** begin DATASET ROWS **

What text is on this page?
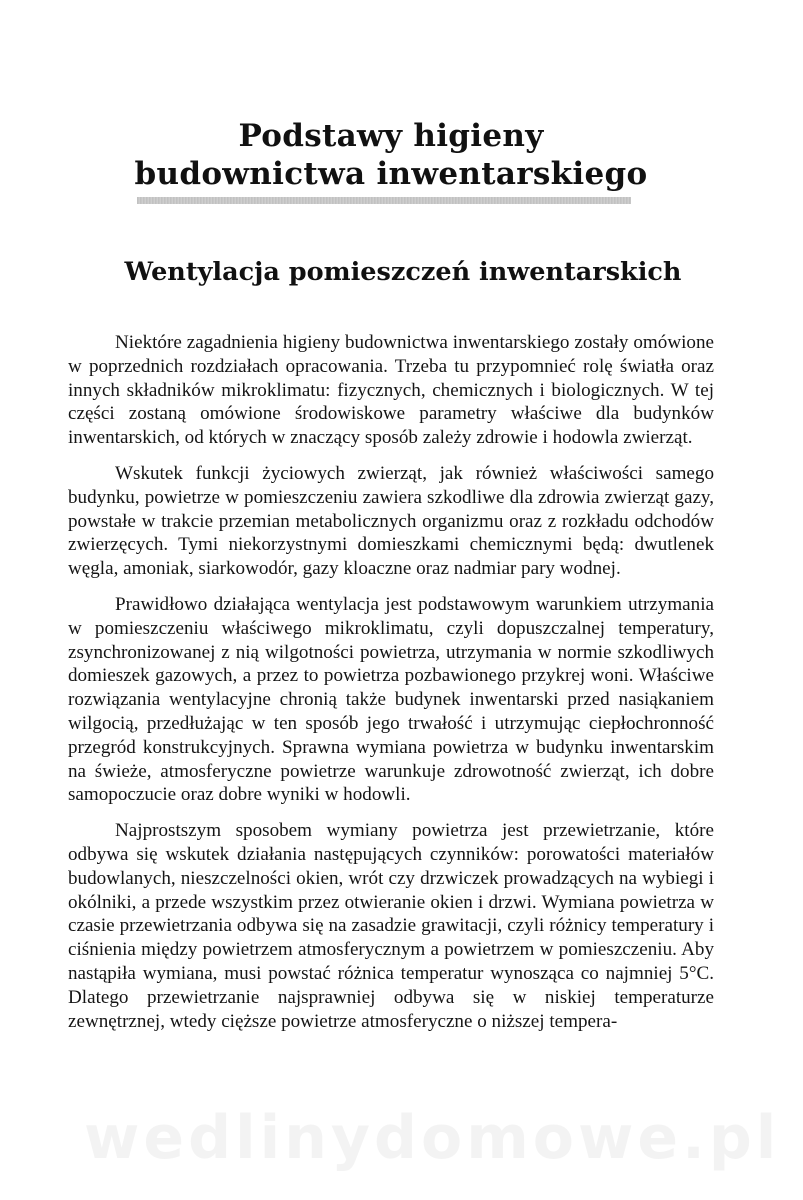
Podstawy higieny
budownictwa inwentarskiego
Wentylacja pomieszczeń inwentarskich

Niektóre zagadnienia higieny budownictwa inwentarskiego zostały omówione w poprzednich rozdziałach opracowania. Trzeba tu przypomnieć rolę światła oraz innych składników mikroklimatu: fizycznych, chemicznych i biologicznych. W tej części zostaną omówione środowiskowe parametry właściwe dla budynków inwentarskich, od których w znaczący sposób zależy zdrowie i hodowla zwierząt.

Wskutek funkcji życiowych zwierząt, jak również właściwości samego budynku, powietrze w pomieszczeniu zawiera szkodliwe dla zdrowia zwierząt gazy, powstałe w trakcie przemian metabolicznych organizmu oraz z rozkładu odchodów zwierzęcych. Tymi niekorzystnymi domieszkami chemicznymi będą: dwutlenek węgla, amoniak, siarkowodór, gazy kloaczne oraz nadmiar pary wodnej.

Prawidłowo działająca wentylacja jest podstawowym warunkiem utrzymania w pomieszczeniu właściwego mikroklimatu, czyli dopuszczalnej temperatury, zsynchronizowanej z nią wilgotności powietrza, utrzymania w normie szkodliwych domieszek gazowych, a przez to powietrza pozbawionego przykrej woni. Właściwe rozwiązania wentylacyjne chronią także budynek inwentarski przed nasiąkaniem wilgocią, przedłużając w ten sposób jego trwałość i utrzymując ciepłochronność przegród konstrukcyjnych. Sprawna wymiana powietrza w budynku inwentarskim na świeże, atmosferyczne powietrze warunkuje zdrowotność zwierząt, ich dobre samopoczucie oraz dobre wyniki w hodowli.

Najprostszym sposobem wymiany powietrza jest przewietrzanie, które odbywa się wskutek działania następujących czynników: porowatości materiałów budowlanych, nieszczelności okien, wrót czy drzwiczek prowadzących na wybiegi i okólniki, a przede wszystkim przez otwieranie okien i drzwi. Wymiana powietrza w czasie przewietrzania odbywa się na zasadzie grawitacji, czyli różnicy temperatury i ciśnienia między powietrzem atmosferycznym a powietrzem w pomieszczeniu. Aby nastąpiła wymiana, musi powstać różnica temperatur wynosząca co najmniej 5°C. Dlatego przewietrzanie najsprawniej odbywa się w niskiej temperaturze zewnętrznej, wtedy cięższe powietrze atmosferyczne o niższej tempera-

wedlinydomowe.pl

** end DATASET ROWS **

*EXERCISE TASK*
Reproduce each entry precisely. Leave the pictures out.

*ANSWER TO THE EXERCISE*
What text is on this page?
Podstawy higieny
budownictwa inwentarskiego
Wentylacja pomieszczeń inwentarskich

Niektóre zagadnienia higieny budownictwa inwentarskiego zostały omówione w poprzednich rozdziałach opracowania. Trzeba tu przypomnieć rolę światła oraz innych składników mikroklimatu: fizycznych, chemicznych i biologicznych. W tej części zostaną omówione środowiskowe parametry właściwe dla budynków inwentarskich, od których w znaczący sposób zależy zdrowie i hodowla zwierząt.

Wskutek funkcji życiowych zwierząt, jak również właściwości samego budynku, powietrze w pomieszczeniu zawiera szkodliwe dla zdrowia zwierząt gazy, powstałe w trakcie przemian metabolicznych organizmu oraz z rozkładu odchodów zwierzęcych. Tymi niekorzystnymi domieszkami chemicznymi będą: dwutlenek węgla, amoniak, siarkowodór, gazy kloaczne oraz nadmiar pary wodnej.

Prawidłowo działająca wentylacja jest podstawowym warunkiem utrzymania w pomieszczeniu właściwego mikroklimatu, czyli dopuszczalnej temperatury, zsynchronizowanej z nią wilgotności powietrza, utrzymania w normie szkodliwych domieszek gazowych, a przez to powietrza pozbawionego przykrej woni. Właściwe rozwiązania wentylacyjne chronią także budynek inwentarski przed nasiąkaniem wilgocią, przedłużając w ten sposób jego trwałość i utrzymując ciepłochronność przegród konstrukcyjnych. Sprawna wymiana powietrza w budynku inwentarskim na świeże, atmosferyczne powietrze warunkuje zdrowotność zwierząt, ich dobre samopoczucie oraz dobre wyniki w hodowli.

Najprostszym sposobem wymiany powietrza jest przewietrzanie, które odbywa się wskutek działania następujących czynników: porowatości materiałów budowlanych, nieszczelności okien, wrót czy drzwiczek prowadzących na wybiegi i okólniki, a przede wszystkim przez otwieranie okien i drzwi. Wymiana powietrza w czasie przewietrzania odbywa się na zasadzie grawitacji, czyli różnicy temperatury i ciśnienia między powietrzem atmosferycznym a powietrzem w pomieszczeniu. Aby nastąpiła wymiana, musi powstać różnica temperatur wynosząca co najmniej 5°C. Dlatego przewietrzanie najsprawniej odbywa się w niskiej temperaturze zewnętrznej, wtedy cięższe powietrze atmosferyczne o niższej tempera-

wedlinydomowe.pl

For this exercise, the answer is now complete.